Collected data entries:
────────────────
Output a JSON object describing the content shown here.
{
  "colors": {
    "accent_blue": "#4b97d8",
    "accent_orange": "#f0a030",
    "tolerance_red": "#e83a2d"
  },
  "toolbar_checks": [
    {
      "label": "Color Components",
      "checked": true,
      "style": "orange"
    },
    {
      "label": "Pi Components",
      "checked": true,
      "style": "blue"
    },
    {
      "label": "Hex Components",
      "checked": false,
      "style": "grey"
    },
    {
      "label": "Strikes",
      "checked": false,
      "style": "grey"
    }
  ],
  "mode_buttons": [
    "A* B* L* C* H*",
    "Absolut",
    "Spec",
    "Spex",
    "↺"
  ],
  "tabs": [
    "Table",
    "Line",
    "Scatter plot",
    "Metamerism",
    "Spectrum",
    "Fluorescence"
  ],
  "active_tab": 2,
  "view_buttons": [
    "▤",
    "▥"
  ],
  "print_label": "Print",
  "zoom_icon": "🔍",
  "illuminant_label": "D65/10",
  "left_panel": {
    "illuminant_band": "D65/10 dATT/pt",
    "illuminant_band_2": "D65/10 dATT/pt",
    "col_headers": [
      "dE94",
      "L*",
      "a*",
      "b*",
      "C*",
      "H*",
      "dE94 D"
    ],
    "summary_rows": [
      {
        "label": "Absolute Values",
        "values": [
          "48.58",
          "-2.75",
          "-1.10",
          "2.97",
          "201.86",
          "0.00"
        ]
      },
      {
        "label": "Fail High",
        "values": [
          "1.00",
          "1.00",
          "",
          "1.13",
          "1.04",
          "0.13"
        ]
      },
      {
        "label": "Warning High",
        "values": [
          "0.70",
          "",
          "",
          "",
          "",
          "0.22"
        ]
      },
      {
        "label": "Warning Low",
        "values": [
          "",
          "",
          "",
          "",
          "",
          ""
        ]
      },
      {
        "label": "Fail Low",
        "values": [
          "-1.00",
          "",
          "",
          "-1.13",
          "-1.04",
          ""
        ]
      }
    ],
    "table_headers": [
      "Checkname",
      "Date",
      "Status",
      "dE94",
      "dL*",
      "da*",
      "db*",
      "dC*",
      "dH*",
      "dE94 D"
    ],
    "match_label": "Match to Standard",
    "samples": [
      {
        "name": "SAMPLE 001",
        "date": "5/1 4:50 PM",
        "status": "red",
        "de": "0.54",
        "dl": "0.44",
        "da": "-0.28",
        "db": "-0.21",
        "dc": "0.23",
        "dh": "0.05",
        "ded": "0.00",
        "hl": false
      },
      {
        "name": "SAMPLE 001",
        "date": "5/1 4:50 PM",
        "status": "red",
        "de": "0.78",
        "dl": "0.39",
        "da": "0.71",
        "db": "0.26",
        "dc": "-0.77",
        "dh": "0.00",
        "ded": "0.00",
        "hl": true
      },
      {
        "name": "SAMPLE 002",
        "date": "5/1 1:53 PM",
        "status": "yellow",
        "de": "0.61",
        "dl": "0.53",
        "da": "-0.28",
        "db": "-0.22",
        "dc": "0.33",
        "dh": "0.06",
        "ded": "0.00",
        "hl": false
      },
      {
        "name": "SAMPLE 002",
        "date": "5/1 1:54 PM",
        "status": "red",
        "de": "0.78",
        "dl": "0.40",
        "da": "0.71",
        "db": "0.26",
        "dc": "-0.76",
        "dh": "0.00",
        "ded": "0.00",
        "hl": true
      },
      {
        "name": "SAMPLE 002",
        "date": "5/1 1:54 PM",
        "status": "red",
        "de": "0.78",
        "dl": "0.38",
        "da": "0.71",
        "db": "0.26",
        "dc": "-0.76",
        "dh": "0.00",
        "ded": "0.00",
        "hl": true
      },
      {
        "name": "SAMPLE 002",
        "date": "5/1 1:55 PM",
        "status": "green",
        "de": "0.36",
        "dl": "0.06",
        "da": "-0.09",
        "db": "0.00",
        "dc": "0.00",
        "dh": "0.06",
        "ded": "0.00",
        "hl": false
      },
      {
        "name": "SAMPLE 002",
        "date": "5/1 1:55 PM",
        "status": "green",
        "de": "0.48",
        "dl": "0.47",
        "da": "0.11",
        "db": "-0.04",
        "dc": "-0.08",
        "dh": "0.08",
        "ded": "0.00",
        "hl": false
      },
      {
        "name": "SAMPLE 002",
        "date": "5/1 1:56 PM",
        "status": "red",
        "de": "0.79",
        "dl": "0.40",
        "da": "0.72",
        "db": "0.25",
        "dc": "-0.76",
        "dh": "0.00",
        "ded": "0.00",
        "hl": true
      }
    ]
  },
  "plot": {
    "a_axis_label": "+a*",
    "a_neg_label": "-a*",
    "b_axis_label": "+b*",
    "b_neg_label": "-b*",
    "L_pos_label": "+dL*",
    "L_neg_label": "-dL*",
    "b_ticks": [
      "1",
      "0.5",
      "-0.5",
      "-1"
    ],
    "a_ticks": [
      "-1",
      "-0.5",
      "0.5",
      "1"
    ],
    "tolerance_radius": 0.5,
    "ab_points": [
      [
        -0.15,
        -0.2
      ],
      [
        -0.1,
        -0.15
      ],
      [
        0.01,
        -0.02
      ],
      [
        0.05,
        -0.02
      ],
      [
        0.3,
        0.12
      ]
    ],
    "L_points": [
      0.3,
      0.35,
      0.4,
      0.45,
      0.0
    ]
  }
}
────────────────
* [Problem to solve] Find how many lines of the entries contain "Warning". Respond with the number only.

* [Right answer] 2